→ Exercise brief:
Search the material and gather each line with "base" in it.

[Stored data entries]
**********

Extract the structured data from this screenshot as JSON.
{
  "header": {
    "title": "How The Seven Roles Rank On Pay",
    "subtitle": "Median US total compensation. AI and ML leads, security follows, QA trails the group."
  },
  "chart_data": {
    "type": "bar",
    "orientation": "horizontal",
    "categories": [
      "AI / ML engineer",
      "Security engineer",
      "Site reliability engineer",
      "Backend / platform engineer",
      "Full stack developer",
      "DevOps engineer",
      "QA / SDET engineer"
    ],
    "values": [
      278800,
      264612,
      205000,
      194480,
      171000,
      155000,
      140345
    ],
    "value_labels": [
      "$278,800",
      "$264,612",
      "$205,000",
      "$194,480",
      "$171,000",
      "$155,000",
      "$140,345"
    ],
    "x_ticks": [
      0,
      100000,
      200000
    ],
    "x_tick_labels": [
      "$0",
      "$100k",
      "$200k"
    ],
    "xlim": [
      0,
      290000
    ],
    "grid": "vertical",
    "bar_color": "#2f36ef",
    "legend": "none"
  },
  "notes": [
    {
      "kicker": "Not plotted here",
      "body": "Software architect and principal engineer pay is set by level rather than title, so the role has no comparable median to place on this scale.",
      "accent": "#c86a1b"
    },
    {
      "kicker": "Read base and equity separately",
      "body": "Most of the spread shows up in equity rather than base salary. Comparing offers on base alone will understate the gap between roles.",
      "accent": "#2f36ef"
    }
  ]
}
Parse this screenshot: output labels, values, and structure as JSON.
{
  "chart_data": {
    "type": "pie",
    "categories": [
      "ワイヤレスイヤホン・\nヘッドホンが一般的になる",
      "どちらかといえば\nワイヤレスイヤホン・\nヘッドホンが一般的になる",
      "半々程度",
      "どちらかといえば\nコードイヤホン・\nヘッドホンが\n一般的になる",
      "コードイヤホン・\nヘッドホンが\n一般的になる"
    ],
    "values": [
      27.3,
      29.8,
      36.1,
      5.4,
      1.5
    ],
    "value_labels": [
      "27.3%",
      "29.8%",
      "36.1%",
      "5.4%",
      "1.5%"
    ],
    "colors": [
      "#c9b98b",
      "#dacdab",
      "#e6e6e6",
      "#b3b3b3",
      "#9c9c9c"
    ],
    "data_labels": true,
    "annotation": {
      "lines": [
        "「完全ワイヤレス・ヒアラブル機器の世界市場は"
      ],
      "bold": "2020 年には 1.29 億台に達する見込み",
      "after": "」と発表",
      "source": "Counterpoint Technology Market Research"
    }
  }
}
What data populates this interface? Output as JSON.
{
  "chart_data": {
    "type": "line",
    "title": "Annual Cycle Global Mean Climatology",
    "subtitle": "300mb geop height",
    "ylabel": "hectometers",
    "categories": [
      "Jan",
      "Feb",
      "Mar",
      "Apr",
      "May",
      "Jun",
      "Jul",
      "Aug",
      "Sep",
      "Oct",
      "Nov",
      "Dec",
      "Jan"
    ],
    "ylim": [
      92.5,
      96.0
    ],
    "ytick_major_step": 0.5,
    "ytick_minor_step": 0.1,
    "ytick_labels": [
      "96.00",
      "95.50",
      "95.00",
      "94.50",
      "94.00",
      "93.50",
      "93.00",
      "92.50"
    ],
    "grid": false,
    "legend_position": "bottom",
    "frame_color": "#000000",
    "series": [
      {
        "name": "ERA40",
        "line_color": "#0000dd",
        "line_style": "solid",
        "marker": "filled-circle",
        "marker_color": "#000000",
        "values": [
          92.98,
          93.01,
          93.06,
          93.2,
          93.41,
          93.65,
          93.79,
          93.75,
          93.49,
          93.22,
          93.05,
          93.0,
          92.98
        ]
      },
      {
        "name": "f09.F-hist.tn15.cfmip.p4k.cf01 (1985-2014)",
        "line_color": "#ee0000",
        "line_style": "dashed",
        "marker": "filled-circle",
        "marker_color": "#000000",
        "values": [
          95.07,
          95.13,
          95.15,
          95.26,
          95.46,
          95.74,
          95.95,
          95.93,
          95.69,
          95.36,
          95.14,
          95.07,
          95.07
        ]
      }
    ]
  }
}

**********

→ Task result:
      "kicker": "Read base and equity separately",
      "body": "Most of the spread shows up in equity rather than base salary. Comparing offers on base alone will understate the gap between roles.",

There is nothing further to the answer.